**Exercise goal**
Please copy exactly the lines that begin with the one containing "Extract the structured" and end with the last line of the entries.

--- begin ---

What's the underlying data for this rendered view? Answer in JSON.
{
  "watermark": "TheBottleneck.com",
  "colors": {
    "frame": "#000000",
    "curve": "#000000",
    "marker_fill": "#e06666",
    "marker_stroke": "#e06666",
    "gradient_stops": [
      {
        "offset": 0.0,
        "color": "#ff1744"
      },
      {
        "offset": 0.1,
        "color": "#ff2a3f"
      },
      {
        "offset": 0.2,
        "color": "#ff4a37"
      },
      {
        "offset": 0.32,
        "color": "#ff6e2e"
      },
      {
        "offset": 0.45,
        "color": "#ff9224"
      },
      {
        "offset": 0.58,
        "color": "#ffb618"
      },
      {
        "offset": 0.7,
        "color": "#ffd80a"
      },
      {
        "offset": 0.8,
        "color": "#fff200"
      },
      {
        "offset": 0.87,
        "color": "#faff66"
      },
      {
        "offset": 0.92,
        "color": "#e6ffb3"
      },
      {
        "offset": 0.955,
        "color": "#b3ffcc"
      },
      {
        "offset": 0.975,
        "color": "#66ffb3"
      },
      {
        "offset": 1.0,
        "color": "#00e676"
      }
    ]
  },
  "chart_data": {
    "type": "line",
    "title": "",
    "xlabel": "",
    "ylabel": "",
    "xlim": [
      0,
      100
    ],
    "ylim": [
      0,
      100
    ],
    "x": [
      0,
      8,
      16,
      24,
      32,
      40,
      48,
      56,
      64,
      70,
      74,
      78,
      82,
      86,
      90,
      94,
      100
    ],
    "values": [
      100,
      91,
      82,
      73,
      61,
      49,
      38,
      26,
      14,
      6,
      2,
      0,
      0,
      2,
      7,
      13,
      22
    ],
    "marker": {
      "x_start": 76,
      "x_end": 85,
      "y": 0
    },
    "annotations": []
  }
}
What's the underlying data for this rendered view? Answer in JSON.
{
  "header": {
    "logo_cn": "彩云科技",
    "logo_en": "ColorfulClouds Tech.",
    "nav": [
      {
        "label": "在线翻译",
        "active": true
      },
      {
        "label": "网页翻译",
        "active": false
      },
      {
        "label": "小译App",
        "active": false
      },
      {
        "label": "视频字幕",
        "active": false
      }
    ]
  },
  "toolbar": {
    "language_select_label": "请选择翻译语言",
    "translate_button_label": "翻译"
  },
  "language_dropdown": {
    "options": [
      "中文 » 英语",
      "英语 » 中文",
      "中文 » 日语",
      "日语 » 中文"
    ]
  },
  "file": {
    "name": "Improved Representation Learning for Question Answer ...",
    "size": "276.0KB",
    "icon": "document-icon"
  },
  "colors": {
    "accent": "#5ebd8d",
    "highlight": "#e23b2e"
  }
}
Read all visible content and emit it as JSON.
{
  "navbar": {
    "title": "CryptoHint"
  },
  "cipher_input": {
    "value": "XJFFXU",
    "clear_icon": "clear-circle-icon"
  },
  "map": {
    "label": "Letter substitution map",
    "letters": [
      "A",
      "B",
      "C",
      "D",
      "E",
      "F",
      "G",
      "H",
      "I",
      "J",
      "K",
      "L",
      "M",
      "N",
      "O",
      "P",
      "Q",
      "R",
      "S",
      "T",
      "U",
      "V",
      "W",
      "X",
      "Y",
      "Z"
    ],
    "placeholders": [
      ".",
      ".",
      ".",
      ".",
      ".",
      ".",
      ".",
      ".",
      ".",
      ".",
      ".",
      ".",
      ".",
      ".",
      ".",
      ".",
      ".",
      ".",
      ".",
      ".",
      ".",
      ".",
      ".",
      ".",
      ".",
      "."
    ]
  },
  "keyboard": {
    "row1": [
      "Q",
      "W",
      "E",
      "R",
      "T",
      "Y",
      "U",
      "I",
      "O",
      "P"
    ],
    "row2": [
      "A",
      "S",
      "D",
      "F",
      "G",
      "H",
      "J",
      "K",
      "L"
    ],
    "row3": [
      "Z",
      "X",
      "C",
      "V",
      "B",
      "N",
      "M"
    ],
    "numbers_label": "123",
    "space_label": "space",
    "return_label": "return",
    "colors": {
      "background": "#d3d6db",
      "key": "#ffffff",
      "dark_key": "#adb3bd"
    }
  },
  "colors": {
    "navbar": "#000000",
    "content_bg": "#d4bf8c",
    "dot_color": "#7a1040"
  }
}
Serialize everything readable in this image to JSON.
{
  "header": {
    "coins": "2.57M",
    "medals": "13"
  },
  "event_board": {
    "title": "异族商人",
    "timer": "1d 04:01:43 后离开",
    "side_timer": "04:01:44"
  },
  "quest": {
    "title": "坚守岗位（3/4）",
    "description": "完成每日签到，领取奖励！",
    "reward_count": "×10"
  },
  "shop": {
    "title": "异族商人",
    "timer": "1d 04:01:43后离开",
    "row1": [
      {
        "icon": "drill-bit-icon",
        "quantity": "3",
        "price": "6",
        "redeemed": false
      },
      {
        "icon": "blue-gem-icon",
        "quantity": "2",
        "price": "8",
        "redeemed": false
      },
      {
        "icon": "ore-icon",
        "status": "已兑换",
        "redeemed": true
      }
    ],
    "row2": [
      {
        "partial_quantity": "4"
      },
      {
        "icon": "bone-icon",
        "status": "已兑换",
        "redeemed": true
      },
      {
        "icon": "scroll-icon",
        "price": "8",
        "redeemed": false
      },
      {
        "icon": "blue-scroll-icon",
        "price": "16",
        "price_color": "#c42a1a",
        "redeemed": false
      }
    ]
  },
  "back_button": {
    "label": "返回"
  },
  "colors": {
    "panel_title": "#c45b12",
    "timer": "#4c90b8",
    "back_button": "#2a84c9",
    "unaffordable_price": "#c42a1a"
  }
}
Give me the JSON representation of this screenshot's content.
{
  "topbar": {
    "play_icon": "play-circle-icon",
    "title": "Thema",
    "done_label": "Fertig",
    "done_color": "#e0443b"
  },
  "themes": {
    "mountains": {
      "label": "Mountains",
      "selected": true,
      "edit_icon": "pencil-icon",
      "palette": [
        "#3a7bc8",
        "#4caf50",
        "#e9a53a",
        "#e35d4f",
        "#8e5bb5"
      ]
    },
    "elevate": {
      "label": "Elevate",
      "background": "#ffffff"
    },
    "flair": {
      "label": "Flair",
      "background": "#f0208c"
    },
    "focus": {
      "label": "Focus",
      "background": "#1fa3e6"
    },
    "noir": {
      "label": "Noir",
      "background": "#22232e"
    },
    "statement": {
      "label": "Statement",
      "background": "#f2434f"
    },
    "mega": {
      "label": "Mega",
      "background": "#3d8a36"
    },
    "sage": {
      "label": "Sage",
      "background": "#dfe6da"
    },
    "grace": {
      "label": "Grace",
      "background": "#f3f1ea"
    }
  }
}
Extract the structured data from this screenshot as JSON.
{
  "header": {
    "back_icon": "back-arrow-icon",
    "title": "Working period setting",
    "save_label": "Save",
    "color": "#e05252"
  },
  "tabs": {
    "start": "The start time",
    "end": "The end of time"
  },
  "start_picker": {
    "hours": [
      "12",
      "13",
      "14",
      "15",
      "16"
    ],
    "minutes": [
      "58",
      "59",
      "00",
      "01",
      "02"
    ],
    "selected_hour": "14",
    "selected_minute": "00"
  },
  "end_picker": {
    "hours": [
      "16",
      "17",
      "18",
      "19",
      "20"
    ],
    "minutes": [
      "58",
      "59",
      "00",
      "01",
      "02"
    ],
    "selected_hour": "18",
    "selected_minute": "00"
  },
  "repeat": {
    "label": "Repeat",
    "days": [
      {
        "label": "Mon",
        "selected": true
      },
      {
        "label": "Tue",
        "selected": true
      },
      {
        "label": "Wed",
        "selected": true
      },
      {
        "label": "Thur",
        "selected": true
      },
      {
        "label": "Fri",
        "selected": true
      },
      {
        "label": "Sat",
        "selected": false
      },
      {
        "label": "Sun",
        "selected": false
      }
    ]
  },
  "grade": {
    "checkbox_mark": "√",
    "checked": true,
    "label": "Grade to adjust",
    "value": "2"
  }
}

--- end ---

**Exercise response**
Extract the structured data from this screenshot as JSON.
{
  "header": {
    "back_icon": "back-arrow-icon",
    "title": "Working period setting",
    "save_label": "Save",
    "color": "#e05252"
  },
  "tabs": {
    "start": "The start time",
    "end": "The end of time"
  },
  "start_picker": {
    "hours": [
      "12",
      "13",
      "14",
      "15",
      "16"
    ],
    "minutes": [
      "58",
      "59",
      "00",
      "01",
      "02"
    ],
    "selected_hour": "14",
    "selected_minute": "00"
  },
  "end_picker": {
    "hours": [
      "16",
      "17",
      "18",
      "19",
      "20"
    ],
    "minutes": [
      "58",
      "59",
      "00",
      "01",
      "02"
    ],
    "selected_hour": "18",
    "selected_minute": "00"
  },
  "repeat": {
    "label": "Repeat",
    "days": [
      {
        "label": "Mon",
        "selected": true
      },
      {
        "label": "Tue",
        "selected": true
      },
      {
        "label": "Wed",
        "selected": true
      },
      {
        "label": "Thur",
        "selected": true
      },
      {
        "label": "Fri",
        "selected": true
      },
      {
        "label": "Sat",
        "selected": false
      },
      {
        "label": "Sun",
        "selected": false
      }
    ]
  },
  "grade": {
    "checkbox_mark": "√",
    "checked": true,
    "label": "Grade to adjust",
    "value": "2"
  }
}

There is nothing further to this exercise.